● Exercise instructions
From the listing below, pull each line that includes "varav".

● Excerpts from a figure dataset
begin
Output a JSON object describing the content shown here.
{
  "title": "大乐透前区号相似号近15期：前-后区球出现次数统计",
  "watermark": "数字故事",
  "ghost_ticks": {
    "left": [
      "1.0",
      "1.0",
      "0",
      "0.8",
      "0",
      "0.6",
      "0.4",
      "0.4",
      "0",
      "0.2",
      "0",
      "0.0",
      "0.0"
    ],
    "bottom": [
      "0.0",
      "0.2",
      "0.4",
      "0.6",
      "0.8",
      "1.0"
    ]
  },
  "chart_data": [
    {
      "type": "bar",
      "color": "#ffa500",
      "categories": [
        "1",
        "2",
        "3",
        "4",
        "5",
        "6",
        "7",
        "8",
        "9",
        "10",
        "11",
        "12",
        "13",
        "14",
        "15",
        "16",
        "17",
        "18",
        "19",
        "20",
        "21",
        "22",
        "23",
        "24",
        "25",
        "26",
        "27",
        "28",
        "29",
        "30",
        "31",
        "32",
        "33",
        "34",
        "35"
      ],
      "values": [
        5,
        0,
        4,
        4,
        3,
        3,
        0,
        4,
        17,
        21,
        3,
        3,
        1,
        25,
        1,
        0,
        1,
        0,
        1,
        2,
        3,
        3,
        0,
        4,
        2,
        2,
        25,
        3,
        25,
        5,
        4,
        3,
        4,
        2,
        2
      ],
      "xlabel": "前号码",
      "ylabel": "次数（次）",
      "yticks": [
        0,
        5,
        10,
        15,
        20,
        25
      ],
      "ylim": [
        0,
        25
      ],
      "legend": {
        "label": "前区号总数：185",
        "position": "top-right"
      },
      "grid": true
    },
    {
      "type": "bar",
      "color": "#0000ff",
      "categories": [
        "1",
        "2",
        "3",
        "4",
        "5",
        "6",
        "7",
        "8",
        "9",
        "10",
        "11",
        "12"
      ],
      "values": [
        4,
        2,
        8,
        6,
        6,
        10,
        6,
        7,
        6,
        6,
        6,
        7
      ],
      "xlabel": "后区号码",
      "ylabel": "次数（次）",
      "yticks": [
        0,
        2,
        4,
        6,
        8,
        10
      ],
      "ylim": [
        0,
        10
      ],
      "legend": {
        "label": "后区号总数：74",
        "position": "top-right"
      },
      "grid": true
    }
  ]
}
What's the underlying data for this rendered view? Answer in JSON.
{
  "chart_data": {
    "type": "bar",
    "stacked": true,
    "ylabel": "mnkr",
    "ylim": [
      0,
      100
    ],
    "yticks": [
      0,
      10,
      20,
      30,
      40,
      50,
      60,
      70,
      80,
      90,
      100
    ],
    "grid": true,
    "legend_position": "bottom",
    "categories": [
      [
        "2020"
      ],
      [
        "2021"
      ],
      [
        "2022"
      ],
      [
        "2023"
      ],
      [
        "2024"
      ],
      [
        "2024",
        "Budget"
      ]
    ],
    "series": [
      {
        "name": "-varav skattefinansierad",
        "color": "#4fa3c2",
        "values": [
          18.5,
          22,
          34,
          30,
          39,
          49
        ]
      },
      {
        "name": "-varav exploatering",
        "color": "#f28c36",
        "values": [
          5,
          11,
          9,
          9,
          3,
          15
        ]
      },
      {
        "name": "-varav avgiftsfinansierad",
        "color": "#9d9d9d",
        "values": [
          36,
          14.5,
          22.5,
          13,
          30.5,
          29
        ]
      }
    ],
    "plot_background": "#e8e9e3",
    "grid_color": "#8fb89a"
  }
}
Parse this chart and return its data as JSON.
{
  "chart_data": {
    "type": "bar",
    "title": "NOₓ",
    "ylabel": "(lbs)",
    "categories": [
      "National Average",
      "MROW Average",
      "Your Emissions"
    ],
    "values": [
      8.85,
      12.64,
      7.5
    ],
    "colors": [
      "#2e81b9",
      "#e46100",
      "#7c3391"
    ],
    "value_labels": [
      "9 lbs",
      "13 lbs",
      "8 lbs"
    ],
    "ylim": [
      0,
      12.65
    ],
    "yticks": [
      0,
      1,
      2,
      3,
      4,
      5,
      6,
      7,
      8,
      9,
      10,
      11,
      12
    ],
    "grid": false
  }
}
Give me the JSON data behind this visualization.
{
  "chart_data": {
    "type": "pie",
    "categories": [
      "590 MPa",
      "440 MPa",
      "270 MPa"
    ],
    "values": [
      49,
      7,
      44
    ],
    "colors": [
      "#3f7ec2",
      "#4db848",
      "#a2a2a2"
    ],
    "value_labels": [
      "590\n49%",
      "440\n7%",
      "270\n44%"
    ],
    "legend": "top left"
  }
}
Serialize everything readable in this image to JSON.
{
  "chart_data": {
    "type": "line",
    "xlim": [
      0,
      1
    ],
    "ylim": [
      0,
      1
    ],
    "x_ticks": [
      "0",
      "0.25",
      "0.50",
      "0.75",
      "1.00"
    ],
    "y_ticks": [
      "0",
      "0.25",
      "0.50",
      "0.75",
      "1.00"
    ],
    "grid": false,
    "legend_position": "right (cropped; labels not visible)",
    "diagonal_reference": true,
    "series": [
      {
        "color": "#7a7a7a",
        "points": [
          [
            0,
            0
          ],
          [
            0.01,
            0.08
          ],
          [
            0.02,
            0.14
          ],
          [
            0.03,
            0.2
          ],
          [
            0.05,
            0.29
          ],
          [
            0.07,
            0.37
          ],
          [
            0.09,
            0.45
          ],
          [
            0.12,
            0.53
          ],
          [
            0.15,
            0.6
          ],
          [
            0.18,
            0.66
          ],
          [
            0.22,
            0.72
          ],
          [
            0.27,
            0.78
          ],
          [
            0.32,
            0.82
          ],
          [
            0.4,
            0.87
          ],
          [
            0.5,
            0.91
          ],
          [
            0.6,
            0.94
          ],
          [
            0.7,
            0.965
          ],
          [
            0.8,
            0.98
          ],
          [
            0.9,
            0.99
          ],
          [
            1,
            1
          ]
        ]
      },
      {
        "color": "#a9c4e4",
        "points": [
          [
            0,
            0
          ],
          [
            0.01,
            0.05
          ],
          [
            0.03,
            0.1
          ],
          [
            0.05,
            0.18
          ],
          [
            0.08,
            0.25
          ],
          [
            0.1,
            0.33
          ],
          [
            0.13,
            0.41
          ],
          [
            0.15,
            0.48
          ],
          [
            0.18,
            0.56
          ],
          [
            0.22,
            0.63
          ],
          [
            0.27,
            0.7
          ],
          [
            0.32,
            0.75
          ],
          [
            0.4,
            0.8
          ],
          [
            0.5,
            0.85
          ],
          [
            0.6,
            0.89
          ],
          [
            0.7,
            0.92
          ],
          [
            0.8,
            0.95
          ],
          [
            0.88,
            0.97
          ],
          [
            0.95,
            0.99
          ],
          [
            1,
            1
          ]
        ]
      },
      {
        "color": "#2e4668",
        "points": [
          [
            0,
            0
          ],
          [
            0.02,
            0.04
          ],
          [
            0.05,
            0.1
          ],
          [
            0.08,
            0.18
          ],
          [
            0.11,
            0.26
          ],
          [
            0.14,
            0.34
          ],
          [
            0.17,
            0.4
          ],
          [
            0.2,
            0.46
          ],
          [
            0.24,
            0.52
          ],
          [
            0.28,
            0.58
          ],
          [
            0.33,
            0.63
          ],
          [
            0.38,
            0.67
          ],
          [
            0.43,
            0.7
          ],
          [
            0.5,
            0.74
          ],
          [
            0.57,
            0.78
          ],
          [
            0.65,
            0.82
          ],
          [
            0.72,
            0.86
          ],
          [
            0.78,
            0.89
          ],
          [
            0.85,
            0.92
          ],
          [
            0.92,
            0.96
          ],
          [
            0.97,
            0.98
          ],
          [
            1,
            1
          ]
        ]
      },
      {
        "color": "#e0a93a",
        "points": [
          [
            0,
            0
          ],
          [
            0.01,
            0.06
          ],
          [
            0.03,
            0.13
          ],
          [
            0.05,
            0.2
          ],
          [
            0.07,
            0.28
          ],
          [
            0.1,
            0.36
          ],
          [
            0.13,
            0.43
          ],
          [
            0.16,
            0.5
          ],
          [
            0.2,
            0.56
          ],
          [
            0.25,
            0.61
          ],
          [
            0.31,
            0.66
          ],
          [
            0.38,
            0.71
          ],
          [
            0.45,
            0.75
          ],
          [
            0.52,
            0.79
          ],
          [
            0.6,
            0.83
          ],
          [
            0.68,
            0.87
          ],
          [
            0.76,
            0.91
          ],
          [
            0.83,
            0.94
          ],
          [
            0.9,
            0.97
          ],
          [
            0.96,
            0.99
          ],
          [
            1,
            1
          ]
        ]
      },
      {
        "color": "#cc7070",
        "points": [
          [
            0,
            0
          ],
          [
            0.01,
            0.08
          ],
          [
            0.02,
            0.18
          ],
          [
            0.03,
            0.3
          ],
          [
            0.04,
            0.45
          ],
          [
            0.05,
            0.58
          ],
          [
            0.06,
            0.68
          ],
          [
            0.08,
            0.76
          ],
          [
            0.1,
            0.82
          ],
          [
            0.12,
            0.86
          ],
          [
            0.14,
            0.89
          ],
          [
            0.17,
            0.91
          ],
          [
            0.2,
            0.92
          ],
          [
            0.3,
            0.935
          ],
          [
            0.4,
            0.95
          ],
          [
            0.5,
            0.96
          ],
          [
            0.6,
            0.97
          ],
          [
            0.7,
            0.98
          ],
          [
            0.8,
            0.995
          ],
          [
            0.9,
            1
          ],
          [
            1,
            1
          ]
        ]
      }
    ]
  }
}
end
● Solved problem
        "name": "-varav skattefinansierad",
        "name": "-varav exploatering",
        "name": "-varav avgiftsfinansierad",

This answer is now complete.